Data listing:

────

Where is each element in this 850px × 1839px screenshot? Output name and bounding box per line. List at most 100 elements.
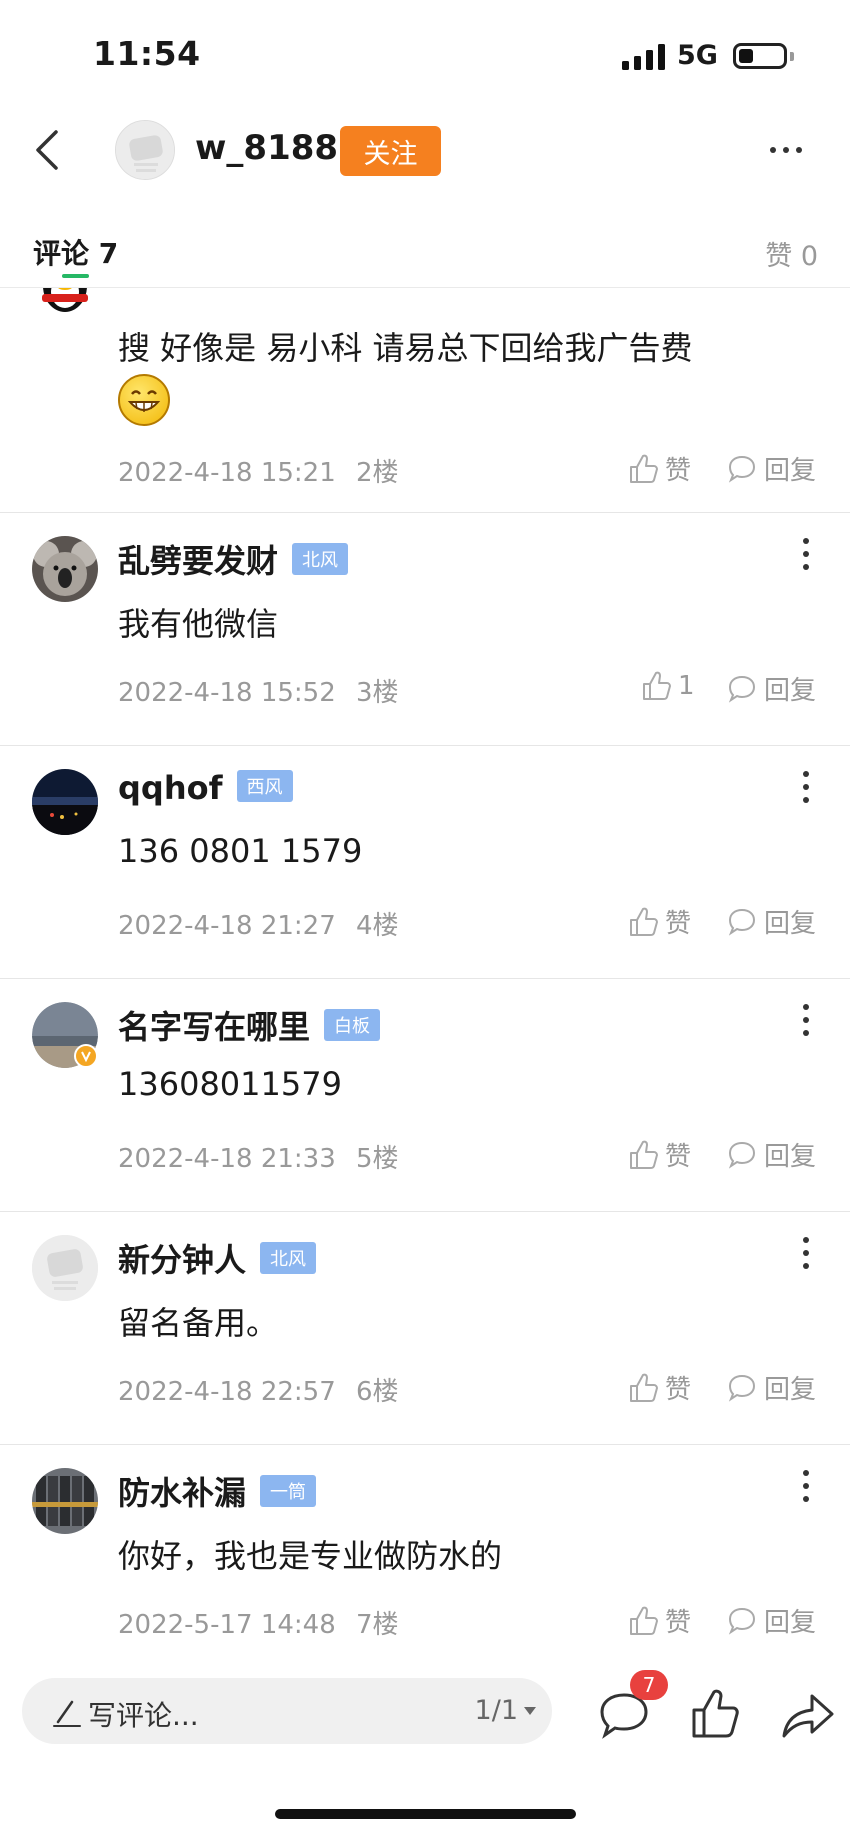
like-icon [643,671,671,700]
like-button[interactable]: 赞 [627,450,691,487]
signal-icon [622,44,665,70]
battery-icon [733,43,787,69]
reply-button[interactable]: 回复 [726,1602,816,1639]
tab-likes-label: 赞 [765,241,793,272]
comment-menu-button[interactable] [802,1004,810,1036]
tab-comments-label: 评论 [33,237,90,270]
comment-date: 2022-4-18 21:27 [118,911,336,941]
koala-avatar-icon [32,536,98,602]
reply-icon [728,908,755,936]
comment-author[interactable]: 名字写在哪里 白板 [118,1002,381,1048]
reply-label: 回复 [763,1375,816,1405]
like-label: 赞 [665,1375,692,1405]
write-comment-input[interactable]: 写评论... 1/1 [22,1678,552,1744]
comment-menu-button[interactable] [802,771,810,803]
reply-button[interactable]: 回复 [726,903,816,940]
default-avatar-icon [116,121,174,179]
like-icon [630,1140,658,1169]
comment-meta: 2022-4-18 22:57 6楼 [118,1371,399,1408]
avatar[interactable] [32,769,98,835]
comment-author[interactable]: qqhof 西风 [118,769,293,807]
comment-date: 2022-4-18 15:21 [118,458,336,488]
like-button[interactable]: 赞 [627,1602,691,1639]
status-bar: 11:54 5G [0,0,850,100]
product-rolls-avatar-icon [32,1468,98,1534]
reply-label: 回复 [763,456,816,486]
reply-button[interactable]: 回复 [726,450,816,487]
like-button[interactable]: 赞 [627,903,691,940]
comment-author[interactable]: 防水补漏 一筒 [118,1468,317,1514]
rank-badge: 西风 [236,770,293,802]
tab-likes[interactable]: 赞 0 [765,234,818,273]
tab-comments[interactable]: 评论 7 [33,232,118,272]
like-button[interactable]: 赞 [627,1369,691,1406]
reply-icon [728,675,755,703]
share-icon[interactable] [780,1688,836,1744]
like-icon [630,907,658,936]
write-comment-placeholder: 写评论... [88,1699,199,1732]
comment-item: 新分钟人 北风 留名备用。 2022-4-18 22:57 6楼 赞 回复 [0,1213,850,1445]
like-button[interactable]: 赞 [627,1136,691,1173]
avatar[interactable] [32,288,98,316]
comment-text: 13608011579 [118,1065,342,1103]
avatar[interactable] [32,1468,98,1534]
avatar[interactable] [32,1235,98,1301]
author-name: 防水补漏 [118,1474,247,1512]
battery-tip [790,52,794,61]
like-label: 赞 [665,456,692,486]
author-name: 乱劈要发财 [118,542,279,580]
comment-menu-button[interactable] [802,1237,810,1269]
comment-floor: 4楼 [356,911,399,941]
page-selector[interactable]: 1/1 [475,1695,536,1726]
comment-menu-button[interactable] [802,1470,810,1502]
author-name[interactable]: w_8188 [195,128,338,168]
like-button[interactable]: 1 [640,670,695,702]
comment-item: qqhof 西风 136 0801 1579 2022-4-18 21:27 4楼… [0,747,850,979]
comment-floor: 7楼 [356,1610,399,1640]
reply-label: 回复 [763,1608,816,1638]
avatar[interactable] [32,1002,98,1068]
author-avatar[interactable] [115,120,175,180]
reply-icon [728,455,755,483]
pen-icon [53,1700,81,1727]
comment-item: 名字写在哪里 白板 13608011579 2022-4-18 21:33 5楼 … [0,980,850,1212]
page-indicator-label: 1/1 [474,1695,518,1726]
like-label: 赞 [665,909,692,939]
like-icon [630,454,658,483]
reply-icon [728,1607,755,1635]
avatar[interactable] [32,536,98,602]
home-indicator[interactable] [275,1809,576,1819]
reply-icon [728,1374,755,1402]
comment-list[interactable]: 搜 好像是 易小科 请易总下回给我广告费 2022-4-18 15:21 2楼 … [0,288,850,1660]
rank-badge: 白板 [324,1009,381,1041]
comment-text: 我有他微信 [118,605,279,643]
reply-button[interactable]: 回复 [726,1369,816,1406]
grin-emoji-icon [118,374,170,426]
comment-floor: 3楼 [356,678,399,708]
reply-button[interactable]: 回复 [726,670,816,707]
comment-floor: 6楼 [356,1377,399,1407]
comment-date: 2022-4-18 15:52 [118,678,336,708]
comment-date: 2022-4-18 22:57 [118,1377,336,1407]
thumbs-up-icon[interactable] [688,1686,744,1742]
comment-author[interactable]: 新分钟人 北风 [118,1235,317,1281]
author-name: 新分钟人 [118,1241,247,1279]
comment-menu-button[interactable] [802,538,810,570]
follow-button[interactable]: 关注 [340,126,441,176]
comment-meta: 2022-4-18 21:27 4楼 [118,905,399,942]
like-label: 赞 [665,1142,692,1172]
comment-author[interactable]: 乱劈要发财 北风 [118,536,349,582]
back-icon [36,130,58,170]
comment-count-badge: 7 [630,1670,668,1700]
tab-likes-count: 0 [800,241,818,272]
back-button[interactable] [18,122,74,178]
author-name: 名字写在哪里 [118,1008,311,1046]
rank-badge: 一筒 [260,1475,317,1507]
reply-button[interactable]: 回复 [726,1136,816,1173]
comment-text: 留名备用。 [118,1304,279,1342]
like-icon [630,1373,658,1402]
author-name: qqhof [118,769,223,807]
more-options-button[interactable] [758,130,814,170]
comment-date: 2022-5-17 14:48 [118,1610,336,1640]
comment-meta: 2022-4-18 21:33 5楼 [118,1138,399,1175]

────

Directions: Repeat the lines from the one holding "like-icon [643,671,671,700]" through the one holding "comment-menu-button[interactable] [802,1004,810,1036]", inclusive, switching "battery-icon" to "power-icon" and leaving everything else unchanged.

Answer to the exercise:
like-icon [643,671,671,700]
like-button[interactable]: 赞 [627,450,691,487]
signal-icon [622,44,665,70]
power-icon [733,43,787,69]
reply-button[interactable]: 回复 [726,1602,816,1639]
tab-likes-label: 赞 [765,241,793,272]
comment-menu-button[interactable] [802,1004,810,1036]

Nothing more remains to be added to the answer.